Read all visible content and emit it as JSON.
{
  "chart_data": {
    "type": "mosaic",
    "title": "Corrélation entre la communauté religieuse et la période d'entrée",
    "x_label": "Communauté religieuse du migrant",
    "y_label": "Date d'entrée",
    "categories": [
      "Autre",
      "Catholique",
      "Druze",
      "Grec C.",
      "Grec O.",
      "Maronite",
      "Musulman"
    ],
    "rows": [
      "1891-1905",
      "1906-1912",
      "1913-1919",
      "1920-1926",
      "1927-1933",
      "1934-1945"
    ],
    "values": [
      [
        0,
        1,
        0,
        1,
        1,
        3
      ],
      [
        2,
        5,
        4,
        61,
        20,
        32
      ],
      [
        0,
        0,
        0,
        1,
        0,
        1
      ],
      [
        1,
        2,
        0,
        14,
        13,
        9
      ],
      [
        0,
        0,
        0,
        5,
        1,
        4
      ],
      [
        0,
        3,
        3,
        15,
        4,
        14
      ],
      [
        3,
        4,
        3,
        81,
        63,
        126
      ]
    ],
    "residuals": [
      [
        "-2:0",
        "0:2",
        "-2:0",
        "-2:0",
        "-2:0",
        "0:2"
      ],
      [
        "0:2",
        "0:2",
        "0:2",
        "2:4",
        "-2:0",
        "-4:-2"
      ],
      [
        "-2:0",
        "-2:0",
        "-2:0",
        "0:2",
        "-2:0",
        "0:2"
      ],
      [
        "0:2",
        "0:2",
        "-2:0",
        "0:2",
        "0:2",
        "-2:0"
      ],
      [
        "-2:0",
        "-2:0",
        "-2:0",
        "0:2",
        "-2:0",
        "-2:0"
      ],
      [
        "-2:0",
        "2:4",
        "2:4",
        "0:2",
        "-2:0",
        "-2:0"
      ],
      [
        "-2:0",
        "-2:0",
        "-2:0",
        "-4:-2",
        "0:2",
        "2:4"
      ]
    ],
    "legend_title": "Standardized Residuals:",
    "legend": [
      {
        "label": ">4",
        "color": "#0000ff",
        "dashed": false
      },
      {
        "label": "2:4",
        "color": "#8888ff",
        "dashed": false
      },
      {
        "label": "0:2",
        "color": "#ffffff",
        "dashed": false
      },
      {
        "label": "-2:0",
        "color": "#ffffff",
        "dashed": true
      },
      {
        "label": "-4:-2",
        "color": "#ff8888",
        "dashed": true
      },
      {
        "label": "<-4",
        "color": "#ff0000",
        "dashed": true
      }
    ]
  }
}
----------------------------------------
▸ What the task asks:
Produce an exact copy of the whole listing.

▸ Response to this exercise:
Read all visible content and emit it as JSON.
{
  "chart_data": {
    "type": "mosaic",
    "title": "Corrélation entre la communauté religieuse et la période d'entrée",
    "x_label": "Communauté religieuse du migrant",
    "y_label": "Date d'entrée",
    "categories": [
      "Autre",
      "Catholique",
      "Druze",
      "Grec C.",
      "Grec O.",
      "Maronite",
      "Musulman"
    ],
    "rows": [
      "1891-1905",
      "1906-1912",
      "1913-1919",
      "1920-1926",
      "1927-1933",
      "1934-1945"
    ],
    "values": [
      [
        0,
        1,
        0,
        1,
        1,
        3
      ],
      [
        2,
        5,
        4,
        61,
        20,
        32
      ],
      [
        0,
        0,
        0,
        1,
        0,
        1
      ],
      [
        1,
        2,
        0,
        14,
        13,
        9
      ],
      [
        0,
        0,
        0,
        5,
        1,
        4
      ],
      [
        0,
        3,
        3,
        15,
        4,
        14
      ],
      [
        3,
        4,
        3,
        81,
        63,
        126
      ]
    ],
    "residuals": [
      [
        "-2:0",
        "0:2",
        "-2:0",
        "-2:0",
        "-2:0",
        "0:2"
      ],
      [
        "0:2",
        "0:2",
        "0:2",
        "2:4",
        "-2:0",
        "-4:-2"
      ],
      [
        "-2:0",
        "-2:0",
        "-2:0",
        "0:2",
        "-2:0",
        "0:2"
      ],
      [
        "0:2",
        "0:2",
        "-2:0",
        "0:2",
        "0:2",
        "-2:0"
      ],
      [
        "-2:0",
        "-2:0",
        "-2:0",
        "0:2",
        "-2:0",
        "-2:0"
      ],
      [
        "-2:0",
        "2:4",
        "2:4",
        "0:2",
        "-2:0",
        "-2:0"
      ],
      [
        "-2:0",
        "-2:0",
        "-2:0",
        "-4:-2",
        "0:2",
        "2:4"
      ]
    ],
    "legend_title": "Standardized Residuals:",
    "legend": [
      {
        "label": ">4",
        "color": "#0000ff",
        "dashed": false
      },
      {
        "label": "2:4",
        "color": "#8888ff",
        "dashed": false
      },
      {
        "label": "0:2",
        "color": "#ffffff",
        "dashed": false
      },
      {
        "label": "-2:0",
        "color": "#ffffff",
        "dashed": true
      },
      {
        "label": "-4:-2",
        "color": "#ff8888",
        "dashed": true
      },
      {
        "label": "<-4",
        "color": "#ff0000",
        "dashed": true
      }
    ]
  }
}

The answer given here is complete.